» TO DO: Count every line in the data below where "JSON" occurs, then state that number and nothing more.

########################################

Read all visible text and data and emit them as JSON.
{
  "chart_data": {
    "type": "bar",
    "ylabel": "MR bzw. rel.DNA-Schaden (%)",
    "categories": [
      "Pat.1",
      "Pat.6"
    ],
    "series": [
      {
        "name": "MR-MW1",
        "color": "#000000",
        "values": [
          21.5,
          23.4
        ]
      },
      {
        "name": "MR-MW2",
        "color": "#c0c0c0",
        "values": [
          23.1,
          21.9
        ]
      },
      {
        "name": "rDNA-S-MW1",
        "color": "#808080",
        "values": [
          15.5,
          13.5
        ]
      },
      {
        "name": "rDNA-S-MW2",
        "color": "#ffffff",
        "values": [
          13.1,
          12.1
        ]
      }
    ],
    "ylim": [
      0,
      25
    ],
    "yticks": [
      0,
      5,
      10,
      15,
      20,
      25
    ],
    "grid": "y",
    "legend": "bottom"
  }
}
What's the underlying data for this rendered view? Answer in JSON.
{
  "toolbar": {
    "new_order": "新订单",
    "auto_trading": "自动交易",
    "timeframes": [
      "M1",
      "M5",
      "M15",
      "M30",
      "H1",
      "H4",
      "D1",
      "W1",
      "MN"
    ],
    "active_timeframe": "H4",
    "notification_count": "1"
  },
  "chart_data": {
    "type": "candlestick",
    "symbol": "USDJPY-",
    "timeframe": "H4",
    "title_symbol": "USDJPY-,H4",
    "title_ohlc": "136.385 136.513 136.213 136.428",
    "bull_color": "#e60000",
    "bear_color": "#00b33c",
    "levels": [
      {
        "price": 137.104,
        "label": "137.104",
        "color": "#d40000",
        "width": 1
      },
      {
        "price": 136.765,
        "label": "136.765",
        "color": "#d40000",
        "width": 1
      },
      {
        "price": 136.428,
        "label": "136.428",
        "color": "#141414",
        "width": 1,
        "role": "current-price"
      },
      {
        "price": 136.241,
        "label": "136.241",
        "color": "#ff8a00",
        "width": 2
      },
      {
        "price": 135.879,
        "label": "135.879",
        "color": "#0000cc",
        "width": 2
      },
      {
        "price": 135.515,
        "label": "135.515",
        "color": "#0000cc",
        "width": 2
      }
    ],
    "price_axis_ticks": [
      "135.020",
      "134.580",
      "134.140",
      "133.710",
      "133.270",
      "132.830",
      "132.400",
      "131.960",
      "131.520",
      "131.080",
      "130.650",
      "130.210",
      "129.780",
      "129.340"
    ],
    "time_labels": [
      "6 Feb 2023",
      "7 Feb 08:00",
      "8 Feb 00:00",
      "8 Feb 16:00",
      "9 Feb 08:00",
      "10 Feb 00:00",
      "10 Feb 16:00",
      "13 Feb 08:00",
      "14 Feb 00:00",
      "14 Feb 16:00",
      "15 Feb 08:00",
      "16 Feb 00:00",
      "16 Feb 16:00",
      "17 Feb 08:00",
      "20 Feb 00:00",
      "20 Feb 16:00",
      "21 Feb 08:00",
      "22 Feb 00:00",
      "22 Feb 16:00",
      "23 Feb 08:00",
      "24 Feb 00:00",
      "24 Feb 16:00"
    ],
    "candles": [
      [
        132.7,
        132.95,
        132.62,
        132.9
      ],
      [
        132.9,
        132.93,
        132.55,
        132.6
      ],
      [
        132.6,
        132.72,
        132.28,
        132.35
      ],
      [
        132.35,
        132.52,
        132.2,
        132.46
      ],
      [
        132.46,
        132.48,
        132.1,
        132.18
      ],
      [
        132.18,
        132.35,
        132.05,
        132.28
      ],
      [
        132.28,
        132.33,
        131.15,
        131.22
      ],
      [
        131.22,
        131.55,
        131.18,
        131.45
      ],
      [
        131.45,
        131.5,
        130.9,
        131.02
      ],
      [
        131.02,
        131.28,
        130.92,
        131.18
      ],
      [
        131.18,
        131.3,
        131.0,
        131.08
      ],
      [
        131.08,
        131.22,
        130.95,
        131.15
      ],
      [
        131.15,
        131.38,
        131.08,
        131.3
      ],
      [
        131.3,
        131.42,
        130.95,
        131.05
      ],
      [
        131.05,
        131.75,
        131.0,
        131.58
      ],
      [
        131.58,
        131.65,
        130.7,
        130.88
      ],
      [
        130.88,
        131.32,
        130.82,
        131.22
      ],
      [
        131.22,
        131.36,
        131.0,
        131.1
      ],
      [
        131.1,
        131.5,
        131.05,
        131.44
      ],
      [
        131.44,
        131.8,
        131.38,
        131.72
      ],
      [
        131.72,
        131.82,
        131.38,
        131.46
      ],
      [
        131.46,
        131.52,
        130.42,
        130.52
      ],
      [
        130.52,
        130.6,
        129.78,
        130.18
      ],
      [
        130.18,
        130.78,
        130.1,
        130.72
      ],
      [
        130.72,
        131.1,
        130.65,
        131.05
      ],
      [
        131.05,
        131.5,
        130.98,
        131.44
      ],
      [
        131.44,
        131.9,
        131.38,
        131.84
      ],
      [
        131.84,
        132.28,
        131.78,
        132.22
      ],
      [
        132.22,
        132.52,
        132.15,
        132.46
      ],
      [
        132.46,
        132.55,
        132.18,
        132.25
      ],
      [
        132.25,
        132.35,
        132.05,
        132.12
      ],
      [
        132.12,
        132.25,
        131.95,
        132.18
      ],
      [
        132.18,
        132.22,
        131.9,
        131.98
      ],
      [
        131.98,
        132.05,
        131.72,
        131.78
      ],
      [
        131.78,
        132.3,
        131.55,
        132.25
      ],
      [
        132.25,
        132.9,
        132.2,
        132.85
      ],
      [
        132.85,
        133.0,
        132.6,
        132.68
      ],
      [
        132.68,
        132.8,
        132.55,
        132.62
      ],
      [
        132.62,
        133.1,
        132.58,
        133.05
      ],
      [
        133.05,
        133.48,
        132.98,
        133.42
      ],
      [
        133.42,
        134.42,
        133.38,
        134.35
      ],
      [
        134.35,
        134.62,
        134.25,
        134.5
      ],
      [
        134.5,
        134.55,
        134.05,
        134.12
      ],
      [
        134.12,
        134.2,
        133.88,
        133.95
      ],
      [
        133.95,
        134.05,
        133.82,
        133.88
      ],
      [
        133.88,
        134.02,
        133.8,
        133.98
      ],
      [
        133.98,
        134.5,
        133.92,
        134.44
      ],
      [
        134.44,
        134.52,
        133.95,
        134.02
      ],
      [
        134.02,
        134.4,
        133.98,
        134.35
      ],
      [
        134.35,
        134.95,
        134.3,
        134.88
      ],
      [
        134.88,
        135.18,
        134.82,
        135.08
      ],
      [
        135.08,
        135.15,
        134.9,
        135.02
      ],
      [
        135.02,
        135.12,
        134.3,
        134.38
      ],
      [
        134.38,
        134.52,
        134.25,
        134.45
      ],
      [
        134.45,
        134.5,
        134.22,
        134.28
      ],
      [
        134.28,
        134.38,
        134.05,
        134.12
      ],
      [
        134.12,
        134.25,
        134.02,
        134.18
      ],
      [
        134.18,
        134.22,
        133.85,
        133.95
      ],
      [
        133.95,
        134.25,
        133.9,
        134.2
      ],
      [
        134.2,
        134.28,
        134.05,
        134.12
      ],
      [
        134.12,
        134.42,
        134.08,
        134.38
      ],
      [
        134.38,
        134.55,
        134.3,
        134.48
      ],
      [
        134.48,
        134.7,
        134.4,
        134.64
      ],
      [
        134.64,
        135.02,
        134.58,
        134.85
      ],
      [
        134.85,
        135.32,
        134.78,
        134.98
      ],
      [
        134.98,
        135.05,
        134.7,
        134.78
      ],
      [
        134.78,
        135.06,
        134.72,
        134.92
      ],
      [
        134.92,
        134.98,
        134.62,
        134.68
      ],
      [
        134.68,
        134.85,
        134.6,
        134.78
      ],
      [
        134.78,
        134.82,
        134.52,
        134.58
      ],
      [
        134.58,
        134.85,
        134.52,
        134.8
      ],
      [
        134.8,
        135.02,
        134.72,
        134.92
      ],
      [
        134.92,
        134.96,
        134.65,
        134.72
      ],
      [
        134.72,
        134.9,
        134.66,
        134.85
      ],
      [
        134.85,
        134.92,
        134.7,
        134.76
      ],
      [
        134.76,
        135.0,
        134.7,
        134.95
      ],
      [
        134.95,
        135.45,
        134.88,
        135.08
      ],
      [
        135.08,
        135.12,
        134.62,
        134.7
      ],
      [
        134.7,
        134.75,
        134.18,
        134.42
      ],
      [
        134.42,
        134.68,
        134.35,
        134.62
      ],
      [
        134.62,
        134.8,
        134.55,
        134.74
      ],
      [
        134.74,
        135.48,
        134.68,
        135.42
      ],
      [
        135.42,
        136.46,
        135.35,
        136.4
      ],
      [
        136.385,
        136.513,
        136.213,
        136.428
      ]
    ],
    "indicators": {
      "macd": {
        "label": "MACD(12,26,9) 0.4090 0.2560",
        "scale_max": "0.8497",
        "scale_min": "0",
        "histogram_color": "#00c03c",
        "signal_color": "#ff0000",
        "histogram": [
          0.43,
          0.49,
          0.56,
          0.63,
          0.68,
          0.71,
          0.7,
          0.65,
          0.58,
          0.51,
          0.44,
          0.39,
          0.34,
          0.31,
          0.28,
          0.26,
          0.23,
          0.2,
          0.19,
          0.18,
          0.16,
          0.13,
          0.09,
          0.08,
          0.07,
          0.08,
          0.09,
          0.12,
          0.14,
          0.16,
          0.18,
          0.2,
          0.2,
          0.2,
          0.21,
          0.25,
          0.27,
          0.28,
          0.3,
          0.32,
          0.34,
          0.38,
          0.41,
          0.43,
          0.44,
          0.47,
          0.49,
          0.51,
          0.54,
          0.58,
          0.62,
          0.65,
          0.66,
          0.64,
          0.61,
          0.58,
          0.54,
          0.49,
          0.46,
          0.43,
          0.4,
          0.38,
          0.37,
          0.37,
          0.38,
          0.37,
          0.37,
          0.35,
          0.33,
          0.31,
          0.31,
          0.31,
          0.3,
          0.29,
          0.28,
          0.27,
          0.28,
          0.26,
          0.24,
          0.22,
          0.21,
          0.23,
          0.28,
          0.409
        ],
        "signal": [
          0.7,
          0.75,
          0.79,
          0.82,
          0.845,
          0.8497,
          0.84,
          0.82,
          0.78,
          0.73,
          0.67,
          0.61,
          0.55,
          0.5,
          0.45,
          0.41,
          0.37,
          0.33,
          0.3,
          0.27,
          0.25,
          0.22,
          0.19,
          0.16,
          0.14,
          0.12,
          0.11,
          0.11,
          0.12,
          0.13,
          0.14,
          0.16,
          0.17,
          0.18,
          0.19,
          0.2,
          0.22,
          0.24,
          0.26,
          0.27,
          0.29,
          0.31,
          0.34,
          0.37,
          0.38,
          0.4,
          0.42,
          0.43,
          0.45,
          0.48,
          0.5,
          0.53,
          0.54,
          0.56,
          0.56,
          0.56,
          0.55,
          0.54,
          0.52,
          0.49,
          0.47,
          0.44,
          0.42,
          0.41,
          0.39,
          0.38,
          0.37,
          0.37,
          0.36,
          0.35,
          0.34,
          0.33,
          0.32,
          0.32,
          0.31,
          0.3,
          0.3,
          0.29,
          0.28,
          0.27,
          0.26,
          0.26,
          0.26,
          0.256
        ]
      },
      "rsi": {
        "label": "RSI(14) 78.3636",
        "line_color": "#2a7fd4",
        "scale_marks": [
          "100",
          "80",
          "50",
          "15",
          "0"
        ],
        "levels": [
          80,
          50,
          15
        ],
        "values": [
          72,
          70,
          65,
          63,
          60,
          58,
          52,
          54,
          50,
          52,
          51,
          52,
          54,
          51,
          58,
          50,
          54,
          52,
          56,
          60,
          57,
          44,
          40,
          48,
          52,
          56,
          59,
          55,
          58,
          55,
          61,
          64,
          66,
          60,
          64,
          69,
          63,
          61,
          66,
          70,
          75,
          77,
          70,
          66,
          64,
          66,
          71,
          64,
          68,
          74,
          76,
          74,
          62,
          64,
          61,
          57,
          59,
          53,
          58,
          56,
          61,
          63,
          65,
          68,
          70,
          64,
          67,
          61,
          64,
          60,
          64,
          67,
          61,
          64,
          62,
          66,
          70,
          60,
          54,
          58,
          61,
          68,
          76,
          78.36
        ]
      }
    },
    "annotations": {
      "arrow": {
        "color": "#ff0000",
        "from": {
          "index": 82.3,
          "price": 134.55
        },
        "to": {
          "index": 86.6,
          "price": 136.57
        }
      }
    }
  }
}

########################################

» FINAL RESULT: 2